• EXERCISE TASK A
Print the passage of the post about EventFD synchronization between "Now, I have" and "for proper synchronization.", inclusive.

• PAGE TEXT
==========
Now, I have given some general background but will address the points given specifically:
Using the EventFD as a synchronization mechanism is largely a bad idea, you will find yourself using a fair amount of unneeded CPU time and it is very hard to perform any synchronization. Particularly if you have multiple threads pick up the same file descriptor you could have major problems. This is in effect a nasty hack that will work sometimes but is no real substitute for proper synchronization.
It is also a bad idea to try and offload the receive as explained above, you can get around the issue with complex IPC but frankly it is unlikely receiving IO will take enough time to stall your application, your IO is also likely much slower than CPU so receiving with multiple threads will gain little. (this assumes you do not say, have several 10 gigabit network cards).
==========
• Annotated element listings

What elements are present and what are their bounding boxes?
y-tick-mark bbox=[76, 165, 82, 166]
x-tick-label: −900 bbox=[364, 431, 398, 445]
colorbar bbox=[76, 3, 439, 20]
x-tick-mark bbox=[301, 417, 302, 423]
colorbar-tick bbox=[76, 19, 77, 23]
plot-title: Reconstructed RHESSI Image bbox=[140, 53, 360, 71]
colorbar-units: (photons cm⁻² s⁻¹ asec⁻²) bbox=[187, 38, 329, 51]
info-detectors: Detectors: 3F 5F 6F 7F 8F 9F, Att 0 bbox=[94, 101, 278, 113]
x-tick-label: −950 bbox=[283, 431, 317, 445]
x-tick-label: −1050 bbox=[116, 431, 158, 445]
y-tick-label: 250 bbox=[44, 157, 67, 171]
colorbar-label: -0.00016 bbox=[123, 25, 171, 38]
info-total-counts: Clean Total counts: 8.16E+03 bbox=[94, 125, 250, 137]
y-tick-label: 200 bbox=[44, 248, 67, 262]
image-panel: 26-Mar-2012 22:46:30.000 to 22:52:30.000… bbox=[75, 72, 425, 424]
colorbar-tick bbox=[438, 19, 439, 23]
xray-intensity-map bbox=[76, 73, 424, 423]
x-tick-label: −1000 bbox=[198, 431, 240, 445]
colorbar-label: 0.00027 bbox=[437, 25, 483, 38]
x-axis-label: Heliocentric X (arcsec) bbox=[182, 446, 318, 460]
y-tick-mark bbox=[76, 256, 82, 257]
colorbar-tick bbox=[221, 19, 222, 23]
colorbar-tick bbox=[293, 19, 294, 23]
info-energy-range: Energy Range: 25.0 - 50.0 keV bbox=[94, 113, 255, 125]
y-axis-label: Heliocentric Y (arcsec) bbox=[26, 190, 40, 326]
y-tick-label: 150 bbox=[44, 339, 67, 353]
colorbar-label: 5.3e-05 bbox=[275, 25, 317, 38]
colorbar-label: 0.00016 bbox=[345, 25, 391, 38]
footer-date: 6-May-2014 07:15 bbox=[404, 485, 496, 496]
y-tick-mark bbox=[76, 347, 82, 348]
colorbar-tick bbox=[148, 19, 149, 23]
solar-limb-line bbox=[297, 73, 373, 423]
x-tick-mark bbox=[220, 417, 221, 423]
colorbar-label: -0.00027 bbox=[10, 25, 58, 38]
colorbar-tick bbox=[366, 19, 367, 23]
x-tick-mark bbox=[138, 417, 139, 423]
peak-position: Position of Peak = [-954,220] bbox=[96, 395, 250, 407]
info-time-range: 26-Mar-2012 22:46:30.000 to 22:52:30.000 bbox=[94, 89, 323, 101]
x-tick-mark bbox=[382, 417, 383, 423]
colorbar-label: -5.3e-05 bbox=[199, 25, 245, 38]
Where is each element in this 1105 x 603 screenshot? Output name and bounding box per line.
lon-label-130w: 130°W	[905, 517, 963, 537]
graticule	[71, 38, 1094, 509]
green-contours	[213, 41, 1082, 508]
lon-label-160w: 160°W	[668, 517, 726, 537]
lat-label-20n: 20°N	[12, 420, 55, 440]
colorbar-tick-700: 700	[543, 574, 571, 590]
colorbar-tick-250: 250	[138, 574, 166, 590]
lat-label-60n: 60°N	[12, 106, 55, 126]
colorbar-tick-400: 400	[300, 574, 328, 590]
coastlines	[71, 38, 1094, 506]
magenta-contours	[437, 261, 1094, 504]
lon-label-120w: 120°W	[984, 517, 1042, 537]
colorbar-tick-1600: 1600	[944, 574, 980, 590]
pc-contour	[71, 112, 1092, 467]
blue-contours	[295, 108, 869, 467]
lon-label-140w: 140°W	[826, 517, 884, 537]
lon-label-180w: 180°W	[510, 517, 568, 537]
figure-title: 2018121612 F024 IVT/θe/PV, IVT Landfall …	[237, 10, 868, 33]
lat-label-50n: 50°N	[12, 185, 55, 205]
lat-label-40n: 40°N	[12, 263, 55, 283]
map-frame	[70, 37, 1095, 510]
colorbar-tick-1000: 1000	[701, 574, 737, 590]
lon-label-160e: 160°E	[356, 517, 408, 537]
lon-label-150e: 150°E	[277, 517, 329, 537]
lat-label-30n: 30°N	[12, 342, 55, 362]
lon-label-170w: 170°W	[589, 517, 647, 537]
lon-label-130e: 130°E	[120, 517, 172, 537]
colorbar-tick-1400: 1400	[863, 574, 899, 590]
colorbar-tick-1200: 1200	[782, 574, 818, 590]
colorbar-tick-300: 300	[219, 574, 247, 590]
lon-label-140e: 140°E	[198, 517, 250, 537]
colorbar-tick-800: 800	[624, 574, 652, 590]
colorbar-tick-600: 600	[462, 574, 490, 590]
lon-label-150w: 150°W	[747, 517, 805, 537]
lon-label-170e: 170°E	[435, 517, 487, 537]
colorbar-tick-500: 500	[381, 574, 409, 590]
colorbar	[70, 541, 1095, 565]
==========
• EXERCISE TASK B
Render the lines of the rows from the first line through the line holding "colorbar-label: -0.00016 bbox=[123, 25, 171, 38]", inclusive, as a Markdown table with the columns Row and Line. Omit blank lines.

• EXPECTED ANSWER A
Now, I have given some general background but will address the points given specifically:
Using the EventFD as a synchronization mechanism is largely a bad idea, you will find yourself using a fair amount of unneeded CPU time and it is very hard to perform any synchronization. Particularly if you have multiple threads pick up the same file descriptor you could have major problems. This is in effect a nasty hack that will work sometimes but is no real substitute for proper synchronization.

• EXPECTED ANSWER B
| Row | Line |
|---|---|
| 1 | What elements are present and what are their bounding boxes? |
| 2 | y-tick-mark bbox=[76, 165, 82, 166] |
| 3 | x-tick-label: −900 bbox=[364, 431, 398, 445] |
| 4 | colorbar bbox=[76, 3, 439, 20] |
| 5 | x-tick-mark bbox=[301, 417, 302, 423] |
| 6 | colorbar-tick bbox=[76, 19, 77, 23] |
| 7 | plot-title: Reconstructed RHESSI Image bbox=[140, 53, 360, 71] |
| 8 | colorbar-units: (photons cm⁻² s⁻¹ asec⁻²) bbox=[187, 38, 329, 51] |
| 9 | info-detectors: Detectors: 3F 5F 6F 7F 8F 9F, Att 0 bbox=[94, 101, 278, 113] |
| 10 | x-tick-label: −950 bbox=[283, 431, 317, 445] |
| 11 | x-tick-label: −1050 bbox=[116, 431, 158, 445] |
| 12 | y-tick-label: 250 bbox=[44, 157, 67, 171] |
| 13 | colorbar-label: -0.00016 bbox=[123, 25, 171, 38] |